===== MATERIAL FOR THE TASK =====

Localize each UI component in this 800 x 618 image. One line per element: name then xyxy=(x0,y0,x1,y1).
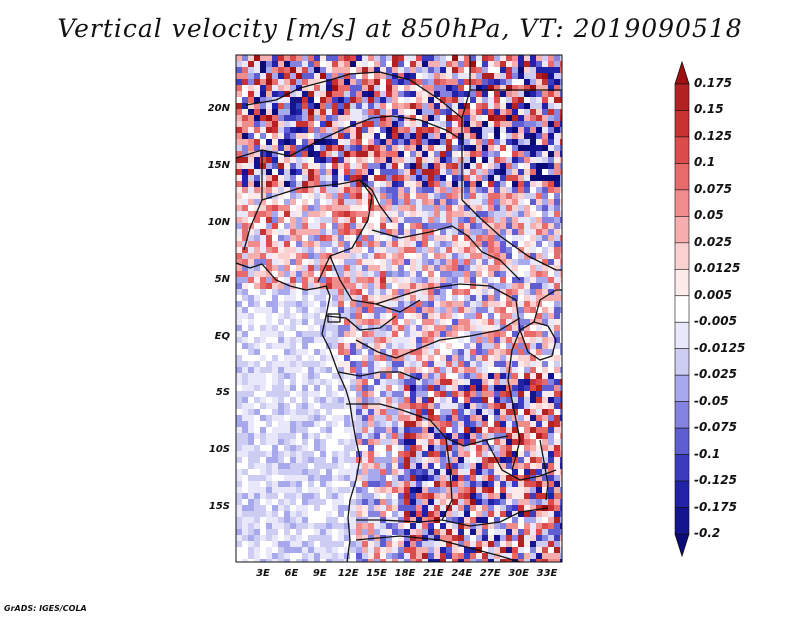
longitude-label: 30E xyxy=(508,568,529,579)
colorbar-label: 0.05 xyxy=(694,208,724,223)
latitude-label: 10N xyxy=(207,217,230,228)
longitude-label: 21E xyxy=(423,568,444,579)
latitude-label: 15N xyxy=(207,160,230,171)
border-south xyxy=(355,535,521,563)
colorbar-bin xyxy=(674,374,690,402)
colorbar-label: 0.075 xyxy=(694,181,732,196)
colorbar-bin xyxy=(674,136,690,164)
map-frame xyxy=(235,54,563,563)
border-car-south xyxy=(375,283,517,305)
colorbar-label: -0.1 xyxy=(694,446,721,461)
longitude-label: 9E xyxy=(312,568,327,579)
border-cameroon xyxy=(329,255,421,313)
country-borders xyxy=(235,55,562,563)
border-nigeria xyxy=(261,179,373,283)
velocity-field xyxy=(236,55,562,562)
longitude-label: 6E xyxy=(284,568,299,579)
colorbar-bin xyxy=(674,507,690,535)
border-drc-west xyxy=(337,371,421,381)
border-east-1 xyxy=(507,299,521,381)
eq-guinea-box xyxy=(327,313,341,323)
colorbar-bin xyxy=(674,110,690,138)
border-sudan xyxy=(461,199,562,271)
border-north-1 xyxy=(235,115,463,159)
latitude-label: 15S xyxy=(208,501,230,512)
border-congo xyxy=(355,317,521,359)
colorbar-label: 0.175 xyxy=(694,76,732,90)
colorbar-label: -0.075 xyxy=(694,420,737,435)
colorbar-label: 0.005 xyxy=(694,287,732,302)
colorbar-bin xyxy=(674,83,690,111)
colorbar-label: 0.15 xyxy=(694,102,724,117)
longitude-label: 15E xyxy=(366,568,387,579)
colorbar-label: -0.175 xyxy=(694,499,737,514)
border-ne-2 xyxy=(461,55,471,119)
colorbar-bin xyxy=(674,216,690,244)
colorbar-label: -0.005 xyxy=(694,314,737,329)
border-chad-car xyxy=(371,225,521,281)
border-north-2 xyxy=(245,71,463,200)
colorbar-bottom-arrow xyxy=(674,533,690,558)
colorbar-label: 0.025 xyxy=(694,234,732,249)
latitude-label: EQ xyxy=(214,331,230,342)
colorbar-label: 0.125 xyxy=(694,128,732,143)
colorbar-bin xyxy=(674,295,690,323)
border-angola-north xyxy=(346,403,509,447)
latitude-label: 5N xyxy=(214,274,230,285)
colorbar-label: -0.125 xyxy=(694,473,737,488)
latitude-label: 20N xyxy=(207,103,230,114)
colorbar-bin xyxy=(674,427,690,455)
colorbar-label: 0.0125 xyxy=(694,261,741,276)
colorbar-bin xyxy=(674,189,690,217)
colorbar-label: -0.0125 xyxy=(694,340,746,355)
longitude-label: 33E xyxy=(536,568,558,579)
border-west-small xyxy=(243,150,263,251)
colorbar-bin xyxy=(674,268,690,297)
latitude-label: 10S xyxy=(208,444,230,455)
lake-malawi xyxy=(539,439,549,501)
border-east-2 xyxy=(533,289,562,323)
longitude-label: 24E xyxy=(451,568,473,579)
colorbar xyxy=(674,60,690,558)
colorbar-label: -0.2 xyxy=(694,526,721,540)
footer-credit: GrADS: IGES/COLA xyxy=(4,604,87,613)
border-zambia-south xyxy=(441,507,549,527)
colorbar-label: 0.1 xyxy=(694,155,716,170)
colorbar-bin xyxy=(674,480,690,508)
latitude-label: 5S xyxy=(215,387,230,398)
colorbar-label: -0.05 xyxy=(694,393,729,408)
colorbar-bin xyxy=(674,348,690,376)
border-gabon xyxy=(325,315,397,331)
colorbar-top-arrow xyxy=(674,60,690,85)
longitude-label: 18E xyxy=(394,568,416,579)
border-zambia xyxy=(485,439,557,481)
colorbar-bin xyxy=(674,401,690,429)
colorbar-bin xyxy=(674,321,690,350)
colorbar-bin xyxy=(674,163,690,191)
border-lake-chad xyxy=(359,179,393,223)
longitude-label: 3E xyxy=(256,568,270,579)
map-title: Vertical velocity [m/s] at 850hPa, VT: 2… xyxy=(57,14,743,43)
lake-tanganyika xyxy=(507,379,521,471)
colorbar-label: -0.025 xyxy=(694,367,737,382)
coastline xyxy=(235,262,361,563)
colorbar-bin xyxy=(674,242,690,270)
colorbar-bin xyxy=(674,454,690,482)
longitude-label: 12E xyxy=(337,568,359,579)
lake-shore xyxy=(519,321,557,361)
longitude-label: 27E xyxy=(479,568,501,579)
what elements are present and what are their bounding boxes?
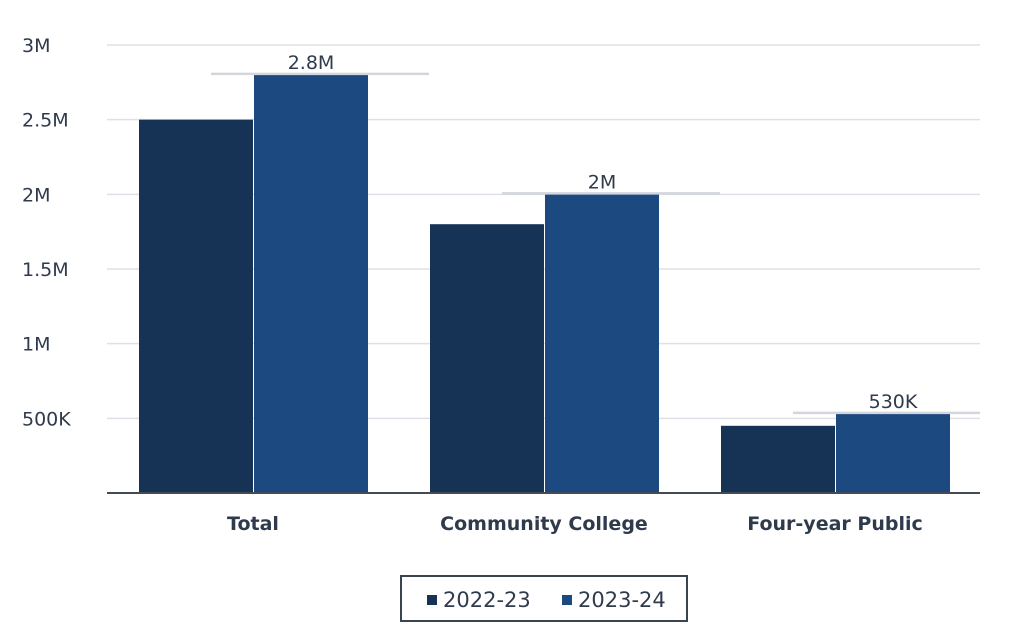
bar-2023-24-total[interactable] [254,74,368,493]
legend-swatch-2023-24 [562,595,572,605]
y-tick-label: 1.5M [22,259,69,281]
category-label: Total [227,513,279,535]
y-tick-label: 2M [22,184,50,206]
bar-2022-23-community-college[interactable] [430,224,544,493]
data-label: 2M [588,171,616,193]
legend-box [400,575,688,622]
data-label: 530K [869,391,918,413]
bar-2022-23-total[interactable] [139,119,253,494]
y-tick-label: 500K [22,408,71,430]
data-label: 2.8M [288,52,335,74]
legend-label-2022-23[interactable]: 2022-23 [443,588,531,612]
y-tick-label: 2.5M [22,110,69,132]
bar-2023-24-four-year-public[interactable] [836,413,950,493]
legend-label-2023-24[interactable]: 2023-24 [578,588,666,612]
category-label: Community College [440,513,648,535]
y-tick-label: 3M [22,35,50,57]
bar-2023-24-community-college[interactable] [545,194,659,494]
y-tick-label: 1M [22,334,50,356]
bar-2022-23-four-year-public[interactable] [721,425,835,493]
legend-swatch-2022-23 [427,595,437,605]
legend: 2022-23 2023-24 [400,575,688,622]
category-label: Four-year Public [747,513,922,535]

=====

## THE REQUEST
Copy all of the items above verbatim, leaving out the pictures.

## SOLUTION TO THE PROBLEM
Localize each UI component in this 800 x 618 image. One line per element: name then xyxy=(x0,y0,x1,y1).
longitude-label: 30E xyxy=(508,568,529,579)
colorbar-label: 0.05 xyxy=(694,208,724,223)
latitude-label: 10N xyxy=(207,217,230,228)
longitude-label: 21E xyxy=(423,568,444,579)
latitude-label: 15N xyxy=(207,160,230,171)
border-south xyxy=(355,535,521,563)
colorbar-bin xyxy=(674,374,690,402)
colorbar-label: 0.075 xyxy=(694,181,732,196)
colorbar-bin xyxy=(674,136,690,164)
map-frame xyxy=(235,54,563,563)
border-car-south xyxy=(375,283,517,305)
colorbar-label: -0.1 xyxy=(694,446,721,461)
longitude-label: 9E xyxy=(312,568,327,579)
border-cameroon xyxy=(329,255,421,313)
country-borders xyxy=(235,55,562,563)
border-nigeria xyxy=(261,179,373,283)
velocity-field xyxy=(236,55,562,562)
longitude-label: 6E xyxy=(284,568,299,579)
colorbar-bin xyxy=(674,507,690,535)
border-drc-west xyxy=(337,371,421,381)
border-east-1 xyxy=(507,299,521,381)
eq-guinea-box xyxy=(327,313,341,323)
colorbar-bin xyxy=(674,110,690,138)
border-sudan xyxy=(461,199,562,271)
border-north-1 xyxy=(235,115,463,159)
latitude-label: 15S xyxy=(208,501,230,512)
border-congo xyxy=(355,317,521,359)
colorbar-label: 0.175 xyxy=(694,76,732,90)
colorbar-label: -0.075 xyxy=(694,420,737,435)
colorbar-label: 0.005 xyxy=(694,287,732,302)
colorbar-bin xyxy=(674,83,690,111)
colorbar-label: 0.15 xyxy=(694,102,724,117)
longitude-label: 15E xyxy=(366,568,387,579)
colorbar-label: -0.175 xyxy=(694,499,737,514)
border-ne-2 xyxy=(461,55,471,119)
colorbar-bin xyxy=(674,216,690,244)
colorbar-label: -0.005 xyxy=(694,314,737,329)
border-chad-car xyxy=(371,225,521,281)
border-north-2 xyxy=(245,71,463,200)
colorbar-bottom-arrow xyxy=(674,533,690,558)
colorbar-label: 0.025 xyxy=(694,234,732,249)
latitude-label: EQ xyxy=(214,331,230,342)
colorbar-label: 0.125 xyxy=(694,128,732,143)
colorbar-bin xyxy=(674,295,690,323)
border-angola-north xyxy=(346,403,509,447)
latitude-label: 5N xyxy=(214,274,230,285)
colorbar-label: -0.125 xyxy=(694,473,737,488)
latitude-label: 20N xyxy=(207,103,230,114)
colorbar-bin xyxy=(674,427,690,455)
colorbar-label: 0.0125 xyxy=(694,261,741,276)
colorbar-bin xyxy=(674,189,690,217)
colorbar-label: -0.0125 xyxy=(694,340,746,355)
longitude-label: 33E xyxy=(536,568,558,579)
border-west-small xyxy=(243,150,263,251)
colorbar-bin xyxy=(674,268,690,297)
latitude-label: 10S xyxy=(208,444,230,455)
lake-malawi xyxy=(539,439,549,501)
border-east-2 xyxy=(533,289,562,323)
longitude-label: 24E xyxy=(451,568,473,579)
colorbar xyxy=(674,60,690,558)
colorbar-label: -0.2 xyxy=(694,526,721,540)
footer-credit: GrADS: IGES/COLA xyxy=(4,604,87,613)
border-zambia-south xyxy=(441,507,549,527)
colorbar-label: 0.1 xyxy=(694,155,716,170)
colorbar-bin xyxy=(674,480,690,508)
latitude-label: 5S xyxy=(215,387,230,398)
colorbar-label: -0.05 xyxy=(694,393,729,408)
colorbar-bin xyxy=(674,348,690,376)
border-gabon xyxy=(325,315,397,331)
colorbar-top-arrow xyxy=(674,60,690,85)
longitude-label: 18E xyxy=(394,568,416,579)
border-zambia xyxy=(485,439,557,481)
colorbar-bin xyxy=(674,401,690,429)
colorbar-bin xyxy=(674,321,690,350)
colorbar-bin xyxy=(674,163,690,191)
border-lake-chad xyxy=(359,179,393,223)
longitude-label: 3E xyxy=(256,568,270,579)
map-title: Vertical velocity [m/s] at 850hPa, VT: 2… xyxy=(57,14,743,43)
lake-tanganyika xyxy=(507,379,521,471)
colorbar-label: -0.025 xyxy=(694,367,737,382)
coastline xyxy=(235,262,361,563)
colorbar-bin xyxy=(674,242,690,270)
colorbar-bin xyxy=(674,454,690,482)
longitude-label: 12E xyxy=(337,568,359,579)
lake-shore xyxy=(519,321,557,361)
longitude-label: 27E xyxy=(479,568,501,579)
what elements are present and what are their bounding boxes?
bar-2023-24-total[interactable] [254,74,368,493]
legend-swatch-2023-24 [562,595,572,605]
y-tick-label: 1.5M [22,259,69,281]
category-label: Total [227,513,279,535]
y-tick-label: 2M [22,184,50,206]
bar-2022-23-community-college[interactable] [430,224,544,493]
data-label: 2M [588,171,616,193]
legend-box [400,575,688,622]
data-label: 530K [869,391,918,413]
bar-2022-23-total[interactable] [139,119,253,494]
y-tick-label: 500K [22,408,71,430]
data-label: 2.8M [288,52,335,74]
legend-label-2022-23[interactable]: 2022-23 [443,588,531,612]
y-tick-label: 2.5M [22,110,69,132]
bar-2023-24-four-year-public[interactable] [836,413,950,493]
legend-label-2023-24[interactable]: 2023-24 [578,588,666,612]
category-label: Community College [440,513,648,535]
y-tick-label: 3M [22,35,50,57]
bar-2023-24-community-college[interactable] [545,194,659,494]
y-tick-label: 1M [22,334,50,356]
bar-2022-23-four-year-public[interactable] [721,425,835,493]
legend-swatch-2022-23 [427,595,437,605]
legend: 2022-23 2023-24 [400,575,688,622]
category-label: Four-year Public [747,513,922,535]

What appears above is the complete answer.